[Dataset items]

──────────

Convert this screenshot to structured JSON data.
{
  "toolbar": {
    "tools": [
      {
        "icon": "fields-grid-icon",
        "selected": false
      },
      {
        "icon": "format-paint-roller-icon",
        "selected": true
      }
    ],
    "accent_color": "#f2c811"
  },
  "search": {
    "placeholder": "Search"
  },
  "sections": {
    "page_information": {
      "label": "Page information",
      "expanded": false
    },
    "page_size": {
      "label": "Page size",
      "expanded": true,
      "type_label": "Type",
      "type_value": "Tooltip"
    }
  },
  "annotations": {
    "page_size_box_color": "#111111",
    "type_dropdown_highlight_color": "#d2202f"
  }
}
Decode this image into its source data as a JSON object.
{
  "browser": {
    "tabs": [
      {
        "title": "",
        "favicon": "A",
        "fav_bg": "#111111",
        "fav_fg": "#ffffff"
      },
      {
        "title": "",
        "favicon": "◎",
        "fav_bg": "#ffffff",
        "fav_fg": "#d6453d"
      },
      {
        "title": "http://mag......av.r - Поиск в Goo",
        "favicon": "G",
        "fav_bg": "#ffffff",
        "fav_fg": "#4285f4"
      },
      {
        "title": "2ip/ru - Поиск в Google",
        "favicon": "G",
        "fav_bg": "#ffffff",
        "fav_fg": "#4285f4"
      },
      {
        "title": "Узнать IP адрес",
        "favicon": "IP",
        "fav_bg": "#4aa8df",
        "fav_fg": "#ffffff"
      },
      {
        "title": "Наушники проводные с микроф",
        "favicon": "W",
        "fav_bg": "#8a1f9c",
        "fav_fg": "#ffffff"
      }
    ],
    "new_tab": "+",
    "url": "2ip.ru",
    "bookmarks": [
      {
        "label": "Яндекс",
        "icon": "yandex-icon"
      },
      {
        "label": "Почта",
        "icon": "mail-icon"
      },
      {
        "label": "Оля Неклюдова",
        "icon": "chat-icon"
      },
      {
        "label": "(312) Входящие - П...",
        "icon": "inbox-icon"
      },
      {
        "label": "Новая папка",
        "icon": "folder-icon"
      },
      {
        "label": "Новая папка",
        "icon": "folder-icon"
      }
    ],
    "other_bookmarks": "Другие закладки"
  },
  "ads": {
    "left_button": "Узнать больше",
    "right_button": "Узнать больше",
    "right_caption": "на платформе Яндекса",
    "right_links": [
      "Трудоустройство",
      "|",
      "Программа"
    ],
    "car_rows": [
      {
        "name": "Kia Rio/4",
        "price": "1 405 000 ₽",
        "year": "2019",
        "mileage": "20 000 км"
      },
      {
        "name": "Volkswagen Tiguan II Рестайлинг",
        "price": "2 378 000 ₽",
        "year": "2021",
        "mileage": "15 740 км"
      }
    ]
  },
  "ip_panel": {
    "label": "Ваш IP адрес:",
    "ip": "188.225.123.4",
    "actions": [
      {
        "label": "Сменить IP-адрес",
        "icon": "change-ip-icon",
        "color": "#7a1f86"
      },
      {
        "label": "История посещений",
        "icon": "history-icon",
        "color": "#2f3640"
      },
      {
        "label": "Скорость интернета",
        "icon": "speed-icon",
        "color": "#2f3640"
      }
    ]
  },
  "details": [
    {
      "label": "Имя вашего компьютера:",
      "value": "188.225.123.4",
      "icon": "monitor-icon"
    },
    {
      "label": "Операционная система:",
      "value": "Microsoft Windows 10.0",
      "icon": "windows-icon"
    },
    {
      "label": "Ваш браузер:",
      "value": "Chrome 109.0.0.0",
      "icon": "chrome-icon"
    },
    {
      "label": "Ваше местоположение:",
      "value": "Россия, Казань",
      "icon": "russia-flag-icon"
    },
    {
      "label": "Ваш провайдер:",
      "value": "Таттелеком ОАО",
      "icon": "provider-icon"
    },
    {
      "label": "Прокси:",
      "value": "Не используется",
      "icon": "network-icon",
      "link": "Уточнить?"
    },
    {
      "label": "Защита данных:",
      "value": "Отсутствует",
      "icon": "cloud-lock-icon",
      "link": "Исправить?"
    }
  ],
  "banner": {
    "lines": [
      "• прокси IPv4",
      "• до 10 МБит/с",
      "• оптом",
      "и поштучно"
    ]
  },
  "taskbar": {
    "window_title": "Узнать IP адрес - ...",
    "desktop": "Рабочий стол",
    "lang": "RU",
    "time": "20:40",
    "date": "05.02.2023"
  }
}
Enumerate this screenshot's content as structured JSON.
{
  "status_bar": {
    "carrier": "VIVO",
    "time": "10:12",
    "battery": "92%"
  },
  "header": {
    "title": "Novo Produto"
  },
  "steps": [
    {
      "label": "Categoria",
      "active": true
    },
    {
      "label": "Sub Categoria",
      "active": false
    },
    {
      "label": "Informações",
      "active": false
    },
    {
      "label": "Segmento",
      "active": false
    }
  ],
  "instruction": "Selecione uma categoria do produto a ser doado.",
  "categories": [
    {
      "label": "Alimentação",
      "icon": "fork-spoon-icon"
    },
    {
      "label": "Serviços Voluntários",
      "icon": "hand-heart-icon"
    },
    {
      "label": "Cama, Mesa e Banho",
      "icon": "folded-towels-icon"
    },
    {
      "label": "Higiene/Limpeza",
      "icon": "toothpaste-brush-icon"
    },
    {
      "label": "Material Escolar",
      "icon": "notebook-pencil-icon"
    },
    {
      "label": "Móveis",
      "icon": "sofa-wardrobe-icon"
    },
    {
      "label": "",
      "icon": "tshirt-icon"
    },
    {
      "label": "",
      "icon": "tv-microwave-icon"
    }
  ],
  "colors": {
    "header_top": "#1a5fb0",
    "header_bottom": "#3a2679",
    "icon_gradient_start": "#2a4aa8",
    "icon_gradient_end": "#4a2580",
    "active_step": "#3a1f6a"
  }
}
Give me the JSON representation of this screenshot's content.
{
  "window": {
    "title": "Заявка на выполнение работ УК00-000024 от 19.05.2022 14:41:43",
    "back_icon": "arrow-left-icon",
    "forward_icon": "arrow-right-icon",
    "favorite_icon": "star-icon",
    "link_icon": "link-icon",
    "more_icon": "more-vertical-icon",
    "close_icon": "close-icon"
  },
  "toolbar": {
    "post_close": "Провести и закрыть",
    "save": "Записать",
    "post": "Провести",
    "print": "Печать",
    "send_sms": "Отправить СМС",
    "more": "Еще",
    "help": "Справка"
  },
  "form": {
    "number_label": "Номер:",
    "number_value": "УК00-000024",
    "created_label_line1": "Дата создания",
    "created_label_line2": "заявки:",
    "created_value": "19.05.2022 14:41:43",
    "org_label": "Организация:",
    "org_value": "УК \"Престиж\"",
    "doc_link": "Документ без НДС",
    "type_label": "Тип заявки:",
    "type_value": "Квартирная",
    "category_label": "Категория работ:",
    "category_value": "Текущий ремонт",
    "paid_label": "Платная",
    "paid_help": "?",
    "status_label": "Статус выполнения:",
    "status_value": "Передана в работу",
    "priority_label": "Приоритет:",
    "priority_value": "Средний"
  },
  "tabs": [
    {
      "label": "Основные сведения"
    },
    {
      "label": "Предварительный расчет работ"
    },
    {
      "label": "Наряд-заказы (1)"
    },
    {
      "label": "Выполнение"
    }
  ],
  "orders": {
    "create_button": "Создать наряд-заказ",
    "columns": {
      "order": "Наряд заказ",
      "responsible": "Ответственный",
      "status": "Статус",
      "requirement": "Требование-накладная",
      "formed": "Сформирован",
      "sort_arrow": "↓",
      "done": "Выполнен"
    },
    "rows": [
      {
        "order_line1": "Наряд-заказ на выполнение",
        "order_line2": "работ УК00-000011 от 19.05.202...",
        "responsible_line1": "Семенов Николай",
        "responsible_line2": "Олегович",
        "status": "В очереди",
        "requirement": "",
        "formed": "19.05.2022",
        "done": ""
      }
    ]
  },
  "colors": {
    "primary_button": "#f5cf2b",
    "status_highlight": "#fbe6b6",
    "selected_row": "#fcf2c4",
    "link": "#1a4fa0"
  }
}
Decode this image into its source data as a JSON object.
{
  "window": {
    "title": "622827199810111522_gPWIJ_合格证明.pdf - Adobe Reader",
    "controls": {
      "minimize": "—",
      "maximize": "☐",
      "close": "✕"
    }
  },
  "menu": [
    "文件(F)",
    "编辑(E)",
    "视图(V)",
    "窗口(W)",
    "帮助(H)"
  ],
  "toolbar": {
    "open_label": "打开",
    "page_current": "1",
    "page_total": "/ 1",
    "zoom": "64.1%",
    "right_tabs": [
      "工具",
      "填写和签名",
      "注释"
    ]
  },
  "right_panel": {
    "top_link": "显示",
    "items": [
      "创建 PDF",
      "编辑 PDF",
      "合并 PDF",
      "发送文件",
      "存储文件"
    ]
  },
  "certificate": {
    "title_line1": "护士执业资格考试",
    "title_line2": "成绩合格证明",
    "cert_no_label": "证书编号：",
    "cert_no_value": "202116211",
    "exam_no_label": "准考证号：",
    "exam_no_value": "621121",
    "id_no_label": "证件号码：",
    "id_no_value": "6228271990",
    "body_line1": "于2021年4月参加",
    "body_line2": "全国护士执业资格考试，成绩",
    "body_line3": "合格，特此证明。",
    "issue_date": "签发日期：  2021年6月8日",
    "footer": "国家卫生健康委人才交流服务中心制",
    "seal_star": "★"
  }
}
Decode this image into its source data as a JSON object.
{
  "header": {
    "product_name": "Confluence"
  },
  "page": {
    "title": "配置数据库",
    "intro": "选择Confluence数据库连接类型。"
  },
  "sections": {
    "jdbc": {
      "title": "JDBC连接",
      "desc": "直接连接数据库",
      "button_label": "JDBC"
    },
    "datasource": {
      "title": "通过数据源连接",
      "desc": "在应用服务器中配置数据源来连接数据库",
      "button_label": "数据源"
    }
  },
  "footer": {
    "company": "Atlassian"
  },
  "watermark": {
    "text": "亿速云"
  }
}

──────────

→ **WORK TO BE COMPLETED**
Determine how many lines contain the word "desc" and reply with that number alone.

→ **ANSWER BELOW**
2